__THE INPUT__:
* * * * * * *

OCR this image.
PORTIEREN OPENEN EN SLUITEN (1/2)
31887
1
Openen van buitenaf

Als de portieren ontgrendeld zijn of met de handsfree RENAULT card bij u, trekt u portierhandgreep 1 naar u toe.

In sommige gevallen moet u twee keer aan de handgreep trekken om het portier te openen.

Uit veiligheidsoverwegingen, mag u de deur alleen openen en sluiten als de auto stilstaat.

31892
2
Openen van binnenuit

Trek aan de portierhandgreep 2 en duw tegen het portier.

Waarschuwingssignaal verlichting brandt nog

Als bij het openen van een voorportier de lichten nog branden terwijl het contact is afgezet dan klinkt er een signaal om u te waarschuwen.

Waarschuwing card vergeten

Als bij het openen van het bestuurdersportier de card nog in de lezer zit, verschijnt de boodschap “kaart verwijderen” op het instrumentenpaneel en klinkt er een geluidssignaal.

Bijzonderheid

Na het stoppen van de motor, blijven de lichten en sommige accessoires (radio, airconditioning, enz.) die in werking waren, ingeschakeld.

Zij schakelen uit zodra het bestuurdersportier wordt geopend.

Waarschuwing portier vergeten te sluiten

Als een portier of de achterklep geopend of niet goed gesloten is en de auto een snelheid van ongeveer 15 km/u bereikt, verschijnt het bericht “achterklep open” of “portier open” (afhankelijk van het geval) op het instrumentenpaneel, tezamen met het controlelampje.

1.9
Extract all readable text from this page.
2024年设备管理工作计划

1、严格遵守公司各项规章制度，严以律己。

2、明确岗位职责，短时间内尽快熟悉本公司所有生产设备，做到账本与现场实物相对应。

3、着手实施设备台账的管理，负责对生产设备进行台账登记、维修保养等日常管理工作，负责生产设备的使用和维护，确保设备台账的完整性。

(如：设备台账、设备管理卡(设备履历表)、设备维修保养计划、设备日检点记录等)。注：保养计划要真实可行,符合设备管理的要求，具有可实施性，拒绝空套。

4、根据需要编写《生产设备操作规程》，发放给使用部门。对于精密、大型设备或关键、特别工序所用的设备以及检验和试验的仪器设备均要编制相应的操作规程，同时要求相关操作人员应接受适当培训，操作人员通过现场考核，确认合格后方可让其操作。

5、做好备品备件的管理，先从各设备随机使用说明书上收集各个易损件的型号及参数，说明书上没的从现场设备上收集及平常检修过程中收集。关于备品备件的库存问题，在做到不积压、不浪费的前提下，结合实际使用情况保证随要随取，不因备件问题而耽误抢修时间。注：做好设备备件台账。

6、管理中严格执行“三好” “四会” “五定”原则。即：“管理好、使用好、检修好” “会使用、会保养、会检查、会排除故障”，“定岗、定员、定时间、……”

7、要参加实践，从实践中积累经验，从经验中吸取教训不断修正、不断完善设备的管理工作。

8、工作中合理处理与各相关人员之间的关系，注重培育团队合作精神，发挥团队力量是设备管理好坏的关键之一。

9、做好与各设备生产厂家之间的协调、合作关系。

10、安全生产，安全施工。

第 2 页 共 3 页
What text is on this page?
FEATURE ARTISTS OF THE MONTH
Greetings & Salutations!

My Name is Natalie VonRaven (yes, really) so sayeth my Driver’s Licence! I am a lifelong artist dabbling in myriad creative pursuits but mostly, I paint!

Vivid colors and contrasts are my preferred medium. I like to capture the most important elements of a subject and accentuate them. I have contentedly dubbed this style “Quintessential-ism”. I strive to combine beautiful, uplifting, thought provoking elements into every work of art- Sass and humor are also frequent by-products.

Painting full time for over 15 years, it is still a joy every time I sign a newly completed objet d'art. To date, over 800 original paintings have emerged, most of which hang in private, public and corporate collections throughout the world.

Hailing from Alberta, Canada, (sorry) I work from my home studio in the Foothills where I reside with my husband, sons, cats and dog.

* * * * * * *

__TASK REQUIREMENTS__:
Set down each entry again, unchanged.

__EXERCISE SOLUTION__:
OCR this image.
PORTIEREN OPENEN EN SLUITEN (1/2)
31887
1
Openen van buitenaf

Als de portieren ontgrendeld zijn of met de handsfree RENAULT card bij u, trekt u portierhandgreep 1 naar u toe.

In sommige gevallen moet u twee keer aan de handgreep trekken om het portier te openen.

Uit veiligheidsoverwegingen, mag u de deur alleen openen en sluiten als de auto stilstaat.

31892
2
Openen van binnenuit

Trek aan de portierhandgreep 2 en duw tegen het portier.

Waarschuwingssignaal verlichting brandt nog

Als bij het openen van een voorportier de lichten nog branden terwijl het contact is afgezet dan klinkt er een signaal om u te waarschuwen.

Waarschuwing card vergeten

Als bij het openen van het bestuurdersportier de card nog in de lezer zit, verschijnt de boodschap “kaart verwijderen” op het instrumentenpaneel en klinkt er een geluidssignaal.

Bijzonderheid

Na het stoppen van de motor, blijven de lichten en sommige accessoires (radio, airconditioning, enz.) die in werking waren, ingeschakeld.

Zij schakelen uit zodra het bestuurdersportier wordt geopend.

Waarschuwing portier vergeten te sluiten

Als een portier of de achterklep geopend of niet goed gesloten is en de auto een snelheid van ongeveer 15 km/u bereikt, verschijnt het bericht “achterklep open” of “portier open” (afhankelijk van het geval) op het instrumentenpaneel, tezamen met het controlelampje.

1.9
Extract all readable text from this page.
2024年设备管理工作计划

1、严格遵守公司各项规章制度，严以律己。

2、明确岗位职责，短时间内尽快熟悉本公司所有生产设备，做到账本与现场实物相对应。

3、着手实施设备台账的管理，负责对生产设备进行台账登记、维修保养等日常管理工作，负责生产设备的使用和维护，确保设备台账的完整性。

(如：设备台账、设备管理卡(设备履历表)、设备维修保养计划、设备日检点记录等)。注：保养计划要真实可行,符合设备管理的要求，具有可实施性，拒绝空套。

4、根据需要编写《生产设备操作规程》，发放给使用部门。对于精密、大型设备或关键、特别工序所用的设备以及检验和试验的仪器设备均要编制相应的操作规程，同时要求相关操作人员应接受适当培训，操作人员通过现场考核，确认合格后方可让其操作。

5、做好备品备件的管理，先从各设备随机使用说明书上收集各个易损件的型号及参数，说明书上没的从现场设备上收集及平常检修过程中收集。关于备品备件的库存问题，在做到不积压、不浪费的前提下，结合实际使用情况保证随要随取，不因备件问题而耽误抢修时间。注：做好设备备件台账。

6、管理中严格执行“三好” “四会” “五定”原则。即：“管理好、使用好、检修好” “会使用、会保养、会检查、会排除故障”，“定岗、定员、定时间、……”

7、要参加实践，从实践中积累经验，从经验中吸取教训不断修正、不断完善设备的管理工作。

8、工作中合理处理与各相关人员之间的关系，注重培育团队合作精神，发挥团队力量是设备管理好坏的关键之一。

9、做好与各设备生产厂家之间的协调、合作关系。

10、安全生产，安全施工。

第 2 页 共 3 页
What text is on this page?
FEATURE ARTISTS OF THE MONTH
Greetings & Salutations!

My Name is Natalie VonRaven (yes, really) so sayeth my Driver’s Licence! I am a lifelong artist dabbling in myriad creative pursuits but mostly, I paint!

Vivid colors and contrasts are my preferred medium. I like to capture the most important elements of a subject and accentuate them. I have contentedly dubbed this style “Quintessential-ism”. I strive to combine beautiful, uplifting, thought provoking elements into every work of art- Sass and humor are also frequent by-products.

Painting full time for over 15 years, it is still a joy every time I sign a newly completed objet d'art. To date, over 800 original paintings have emerged, most of which hang in private, public and corporate collections throughout the world.

Hailing from Alberta, Canada, (sorry) I work from my home studio in the Foothills where I reside with my husband, sons, cats and dog.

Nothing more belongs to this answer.